[Do this]: Determine the number of lines in the listing below where the string "title" occurs; answer with the number alone.
── The input ──
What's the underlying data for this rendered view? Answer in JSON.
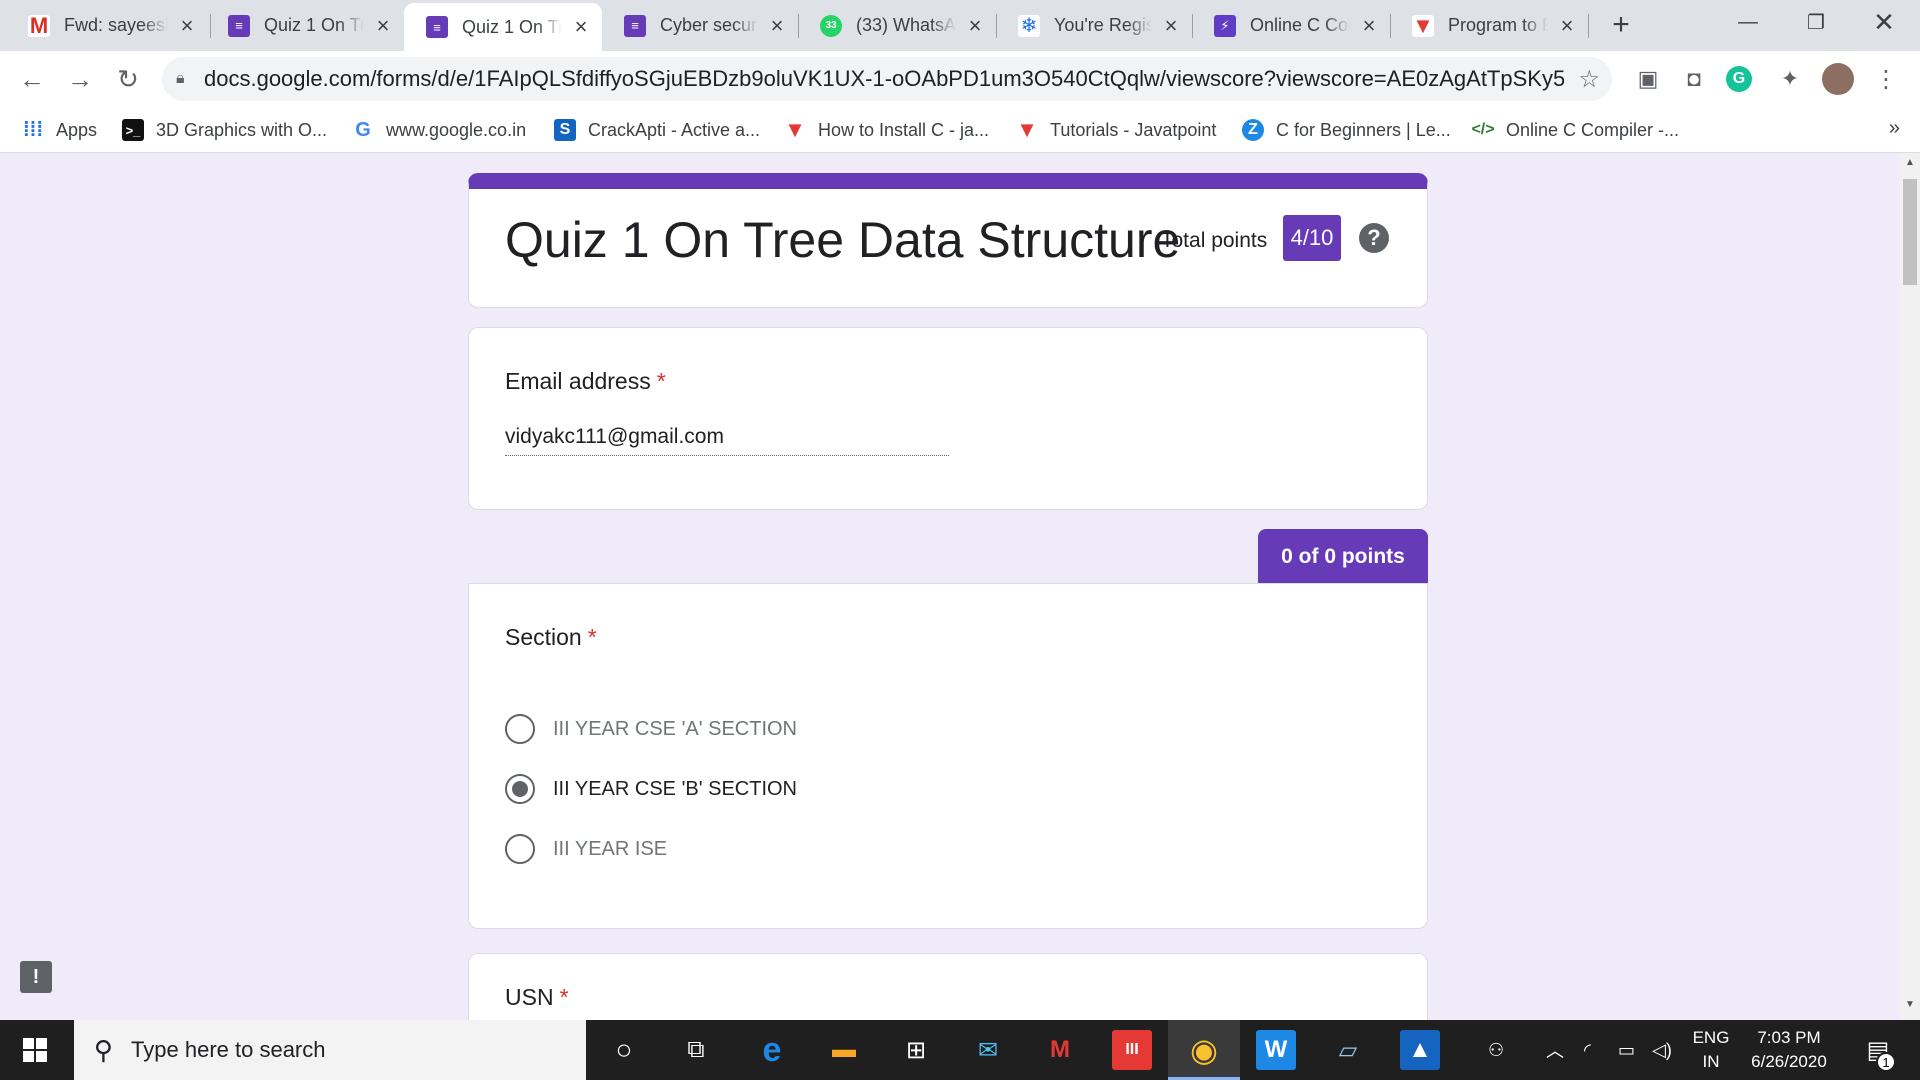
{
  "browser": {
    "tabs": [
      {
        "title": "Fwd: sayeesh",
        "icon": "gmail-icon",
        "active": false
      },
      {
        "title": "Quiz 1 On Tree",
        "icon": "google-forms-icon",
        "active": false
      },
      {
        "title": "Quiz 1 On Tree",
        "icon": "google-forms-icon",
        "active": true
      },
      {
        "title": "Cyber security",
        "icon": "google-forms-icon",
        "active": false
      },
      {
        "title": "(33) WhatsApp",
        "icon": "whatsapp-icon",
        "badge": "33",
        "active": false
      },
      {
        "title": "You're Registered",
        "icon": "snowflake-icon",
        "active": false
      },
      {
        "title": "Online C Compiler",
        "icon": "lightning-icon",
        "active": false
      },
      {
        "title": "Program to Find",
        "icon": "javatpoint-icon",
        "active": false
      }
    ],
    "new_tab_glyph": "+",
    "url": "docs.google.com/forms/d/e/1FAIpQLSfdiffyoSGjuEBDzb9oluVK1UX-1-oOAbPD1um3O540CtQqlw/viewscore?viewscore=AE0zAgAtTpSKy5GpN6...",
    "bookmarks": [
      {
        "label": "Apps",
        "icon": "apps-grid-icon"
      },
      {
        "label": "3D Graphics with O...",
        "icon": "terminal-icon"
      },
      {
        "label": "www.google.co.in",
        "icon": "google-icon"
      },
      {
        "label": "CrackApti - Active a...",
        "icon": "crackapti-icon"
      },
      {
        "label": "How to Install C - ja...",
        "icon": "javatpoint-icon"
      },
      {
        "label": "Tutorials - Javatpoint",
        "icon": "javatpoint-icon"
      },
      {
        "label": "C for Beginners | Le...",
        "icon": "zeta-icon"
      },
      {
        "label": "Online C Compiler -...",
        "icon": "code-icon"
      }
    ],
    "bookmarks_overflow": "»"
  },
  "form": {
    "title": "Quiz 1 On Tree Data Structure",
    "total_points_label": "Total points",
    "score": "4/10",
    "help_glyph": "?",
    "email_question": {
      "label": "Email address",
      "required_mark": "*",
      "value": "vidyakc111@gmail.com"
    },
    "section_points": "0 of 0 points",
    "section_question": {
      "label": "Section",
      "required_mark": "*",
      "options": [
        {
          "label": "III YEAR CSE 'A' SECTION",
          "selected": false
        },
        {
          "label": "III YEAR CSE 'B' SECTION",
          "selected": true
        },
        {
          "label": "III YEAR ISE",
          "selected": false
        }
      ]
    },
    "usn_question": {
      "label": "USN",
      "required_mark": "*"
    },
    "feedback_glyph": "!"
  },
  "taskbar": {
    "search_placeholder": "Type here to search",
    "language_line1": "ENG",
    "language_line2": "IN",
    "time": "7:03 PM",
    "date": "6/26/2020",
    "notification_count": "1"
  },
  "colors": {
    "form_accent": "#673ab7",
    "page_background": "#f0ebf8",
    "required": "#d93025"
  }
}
───
[Exercise answer]: 9